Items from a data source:
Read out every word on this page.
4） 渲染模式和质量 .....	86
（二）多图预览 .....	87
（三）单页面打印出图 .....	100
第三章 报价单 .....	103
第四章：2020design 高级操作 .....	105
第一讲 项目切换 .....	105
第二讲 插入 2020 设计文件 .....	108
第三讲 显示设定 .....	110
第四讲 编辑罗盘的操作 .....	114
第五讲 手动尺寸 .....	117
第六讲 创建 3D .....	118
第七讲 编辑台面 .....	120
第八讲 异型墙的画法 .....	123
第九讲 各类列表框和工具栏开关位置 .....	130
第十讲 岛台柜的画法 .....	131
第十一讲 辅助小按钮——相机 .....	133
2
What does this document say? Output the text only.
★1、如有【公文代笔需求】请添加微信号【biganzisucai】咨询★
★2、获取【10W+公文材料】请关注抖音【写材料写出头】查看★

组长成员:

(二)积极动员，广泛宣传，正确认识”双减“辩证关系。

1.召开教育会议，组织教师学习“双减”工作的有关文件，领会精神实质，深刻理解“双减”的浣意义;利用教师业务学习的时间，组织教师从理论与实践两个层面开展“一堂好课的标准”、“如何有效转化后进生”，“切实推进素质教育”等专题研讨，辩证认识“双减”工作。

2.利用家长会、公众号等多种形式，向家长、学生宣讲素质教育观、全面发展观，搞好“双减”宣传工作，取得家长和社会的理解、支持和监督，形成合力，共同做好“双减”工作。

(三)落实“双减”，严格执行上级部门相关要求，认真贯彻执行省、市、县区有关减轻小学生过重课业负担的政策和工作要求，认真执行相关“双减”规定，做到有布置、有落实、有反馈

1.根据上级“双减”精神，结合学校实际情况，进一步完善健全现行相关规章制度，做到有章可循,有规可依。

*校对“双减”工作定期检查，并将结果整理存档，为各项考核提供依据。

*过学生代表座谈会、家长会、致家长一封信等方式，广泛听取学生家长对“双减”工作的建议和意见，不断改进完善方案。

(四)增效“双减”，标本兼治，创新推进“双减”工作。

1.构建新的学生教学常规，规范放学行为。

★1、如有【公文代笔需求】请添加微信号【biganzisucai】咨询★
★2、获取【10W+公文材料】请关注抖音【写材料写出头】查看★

[TO BE DONE] Make an exact copy of every entry.

[RESULT]
Read out every word on this page.
4） 渲染模式和质量 .....	86
（二）多图预览 .....	87
（三）单页面打印出图 .....	100
第三章 报价单 .....	103
第四章：2020design 高级操作 .....	105
第一讲 项目切换 .....	105
第二讲 插入 2020 设计文件 .....	108
第三讲 显示设定 .....	110
第四讲 编辑罗盘的操作 .....	114
第五讲 手动尺寸 .....	117
第六讲 创建 3D .....	118
第七讲 编辑台面 .....	120
第八讲 异型墙的画法 .....	123
第九讲 各类列表框和工具栏开关位置 .....	130
第十讲 岛台柜的画法 .....	131
第十一讲 辅助小按钮——相机 .....	133
2
What does this document say? Output the text only.
★1、如有【公文代笔需求】请添加微信号【biganzisucai】咨询★
★2、获取【10W+公文材料】请关注抖音【写材料写出头】查看★

组长成员:

(二)积极动员，广泛宣传，正确认识”双减“辩证关系。

1.召开教育会议，组织教师学习“双减”工作的有关文件，领会精神实质，深刻理解“双减”的浣意义;利用教师业务学习的时间，组织教师从理论与实践两个层面开展“一堂好课的标准”、“如何有效转化后进生”，“切实推进素质教育”等专题研讨，辩证认识“双减”工作。

2.利用家长会、公众号等多种形式，向家长、学生宣讲素质教育观、全面发展观，搞好“双减”宣传工作，取得家长和社会的理解、支持和监督，形成合力，共同做好“双减”工作。

(三)落实“双减”，严格执行上级部门相关要求，认真贯彻执行省、市、县区有关减轻小学生过重课业负担的政策和工作要求，认真执行相关“双减”规定，做到有布置、有落实、有反馈

1.根据上级“双减”精神，结合学校实际情况，进一步完善健全现行相关规章制度，做到有章可循,有规可依。

*校对“双减”工作定期检查，并将结果整理存档，为各项考核提供依据。

*过学生代表座谈会、家长会、致家长一封信等方式，广泛听取学生家长对“双减”工作的建议和意见，不断改进完善方案。

(四)增效“双减”，标本兼治，创新推进“双减”工作。

1.构建新的学生教学常规，规范放学行为。

★1、如有【公文代笔需求】请添加微信号【biganzisucai】咨询★
★2、获取【10W+公文材料】请关注抖音【写材料写出头】查看★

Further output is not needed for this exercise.